Material:
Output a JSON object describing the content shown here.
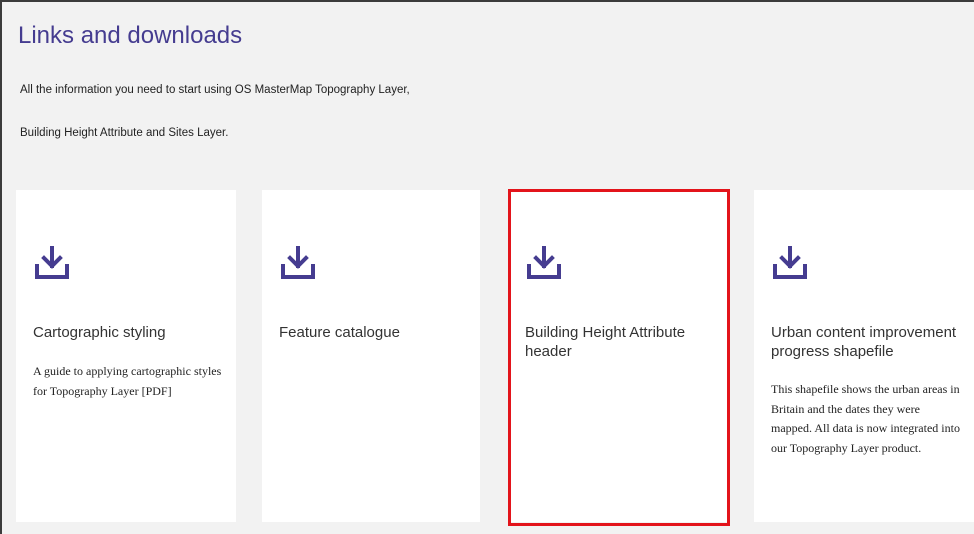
{
  "page": {
    "title": "Links and downloads",
    "intro_line1": "All the information you need to start using OS MasterMap Topography Layer,",
    "intro_line2": "Building Height Attribute and Sites Layer."
  },
  "colors": {
    "accent": "#453c90",
    "highlight": "#e3141b",
    "background": "#f2f2f2",
    "card": "#ffffff"
  },
  "cards": [
    {
      "icon": "download-icon",
      "title": "Cartographic styling",
      "description": "A guide to applying cartographic styles for Topography Layer [PDF]"
    },
    {
      "icon": "download-icon",
      "title": "Feature catalogue",
      "description": ""
    },
    {
      "icon": "download-icon",
      "title": "Building Height Attribute header",
      "description": ""
    },
    {
      "icon": "download-icon",
      "title": "Urban content improvement progress shapefile",
      "description": "This shapefile shows the urban areas in Britain and the dates they were mapped. All data is now integrated into our Topography Layer product."
    }
  ]
}
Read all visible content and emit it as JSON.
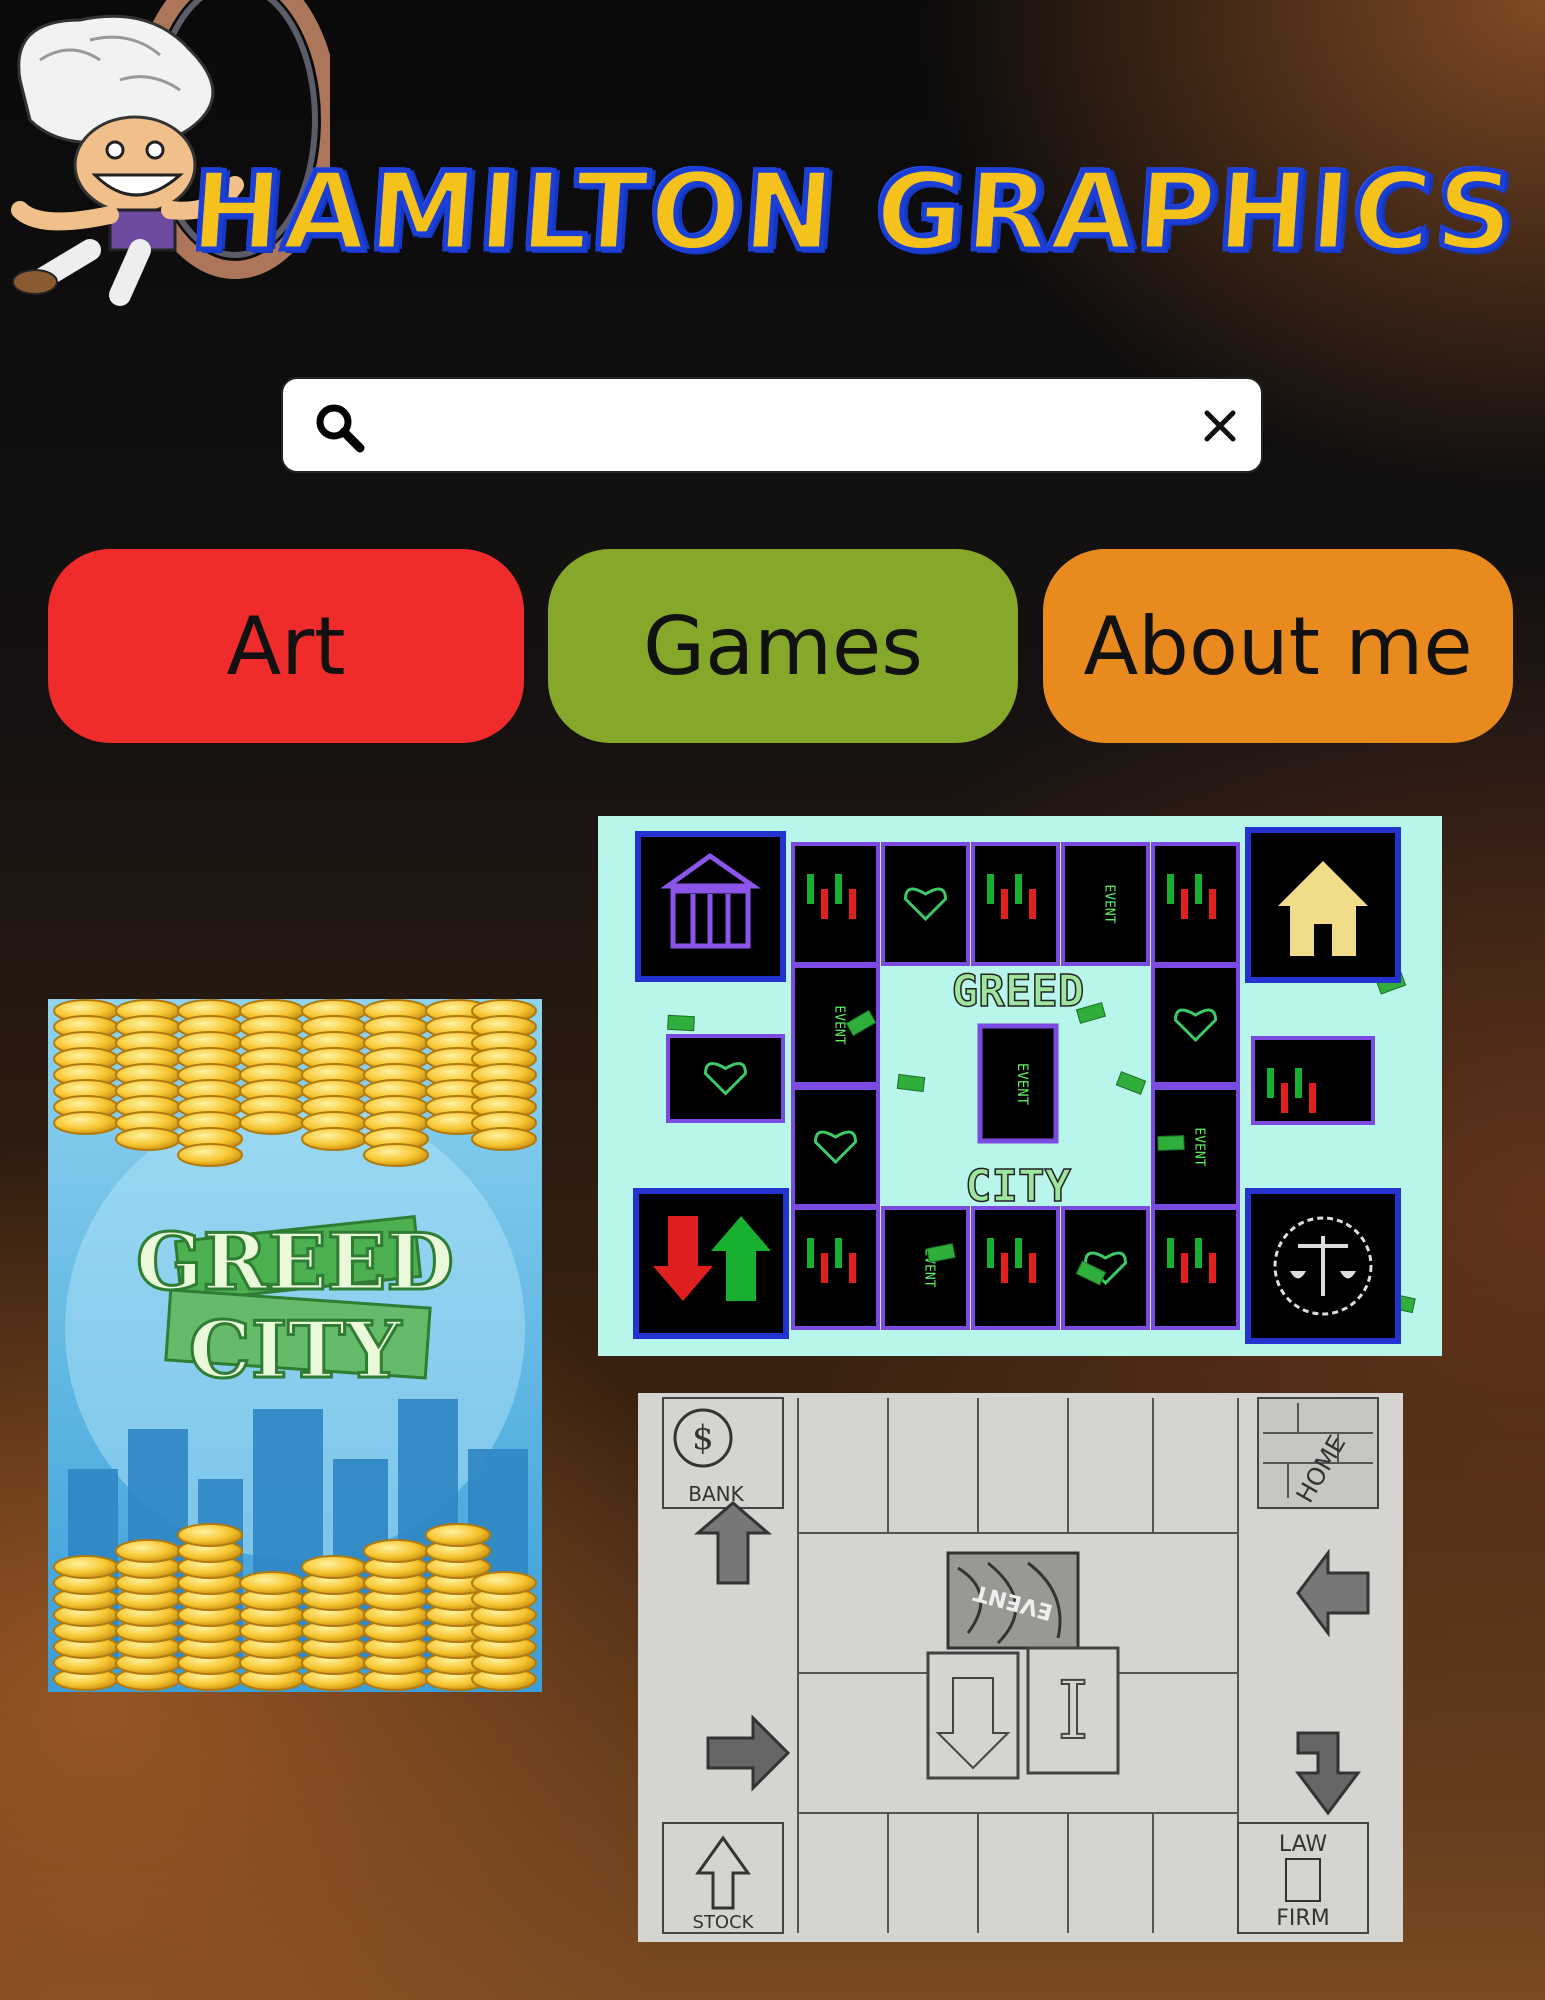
{
  "header": {
    "title": "HAMILTON GRAPHICS",
    "mascot_icon": "cartoon-character-icon"
  },
  "search": {
    "value": "",
    "placeholder": "",
    "search_icon": "search-icon",
    "clear_icon": "close-icon"
  },
  "nav": {
    "items": [
      {
        "label": "Art",
        "color": "#f02b2b"
      },
      {
        "label": "Games",
        "color": "#85a82a"
      },
      {
        "label": "About me",
        "color": "#e88a1e"
      }
    ]
  },
  "gallery": {
    "poster": {
      "line1": "GREED",
      "line2": "CITY"
    },
    "digital_board": {
      "center_top": "GREED",
      "center_bottom": "CITY",
      "event": "EVENT",
      "stock": "STOCK",
      "insurance": "INSURANCE"
    },
    "sketch_board": {
      "bank": "BANK",
      "home": "HOME",
      "event": "EVENT",
      "stock": "STOCK",
      "law": "LAW",
      "firm": "FIRM"
    }
  },
  "colors": {
    "title_fill": "#f5c21b",
    "title_stroke": "#1b3fd6",
    "gold": "#f7c530",
    "board_bg": "#b8f5ea",
    "money_green": "#2fae3c"
  }
}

To be done:
Repeat the listing in full and exactly. Do not include any images.

Exercise answer:
Output a JSON object describing the content shown here.
{
  "page": {
    "title": "Links and downloads",
    "intro_line1": "All the information you need to start using OS MasterMap Topography Layer,",
    "intro_line2": "Building Height Attribute and Sites Layer."
  },
  "colors": {
    "accent": "#453c90",
    "highlight": "#e3141b",
    "background": "#f2f2f2",
    "card": "#ffffff"
  },
  "cards": [
    {
      "icon": "download-icon",
      "title": "Cartographic styling",
      "description": "A guide to applying cartographic styles for Topography Layer [PDF]"
    },
    {
      "icon": "download-icon",
      "title": "Feature catalogue",
      "description": ""
    },
    {
      "icon": "download-icon",
      "title": "Building Height Attribute header",
      "description": ""
    },
    {
      "icon": "download-icon",
      "title": "Urban content improvement progress shapefile",
      "description": "This shapefile shows the urban areas in Britain and the dates they were mapped. All data is now integrated into our Topography Layer product."
    }
  ]
}
Read all visible content and emit it as JSON.
{
  "header": {
    "title": "HAMILTON GRAPHICS",
    "mascot_icon": "cartoon-character-icon"
  },
  "search": {
    "value": "",
    "placeholder": "",
    "search_icon": "search-icon",
    "clear_icon": "close-icon"
  },
  "nav": {
    "items": [
      {
        "label": "Art",
        "color": "#f02b2b"
      },
      {
        "label": "Games",
        "color": "#85a82a"
      },
      {
        "label": "About me",
        "color": "#e88a1e"
      }
    ]
  },
  "gallery": {
    "poster": {
      "line1": "GREED",
      "line2": "CITY"
    },
    "digital_board": {
      "center_top": "GREED",
      "center_bottom": "CITY",
      "event": "EVENT",
      "stock": "STOCK",
      "insurance": "INSURANCE"
    },
    "sketch_board": {
      "bank": "BANK",
      "home": "HOME",
      "event": "EVENT",
      "stock": "STOCK",
      "law": "LAW",
      "firm": "FIRM"
    }
  },
  "colors": {
    "title_fill": "#f5c21b",
    "title_stroke": "#1b3fd6",
    "gold": "#f7c530",
    "board_bg": "#b8f5ea",
    "money_green": "#2fae3c"
  }
}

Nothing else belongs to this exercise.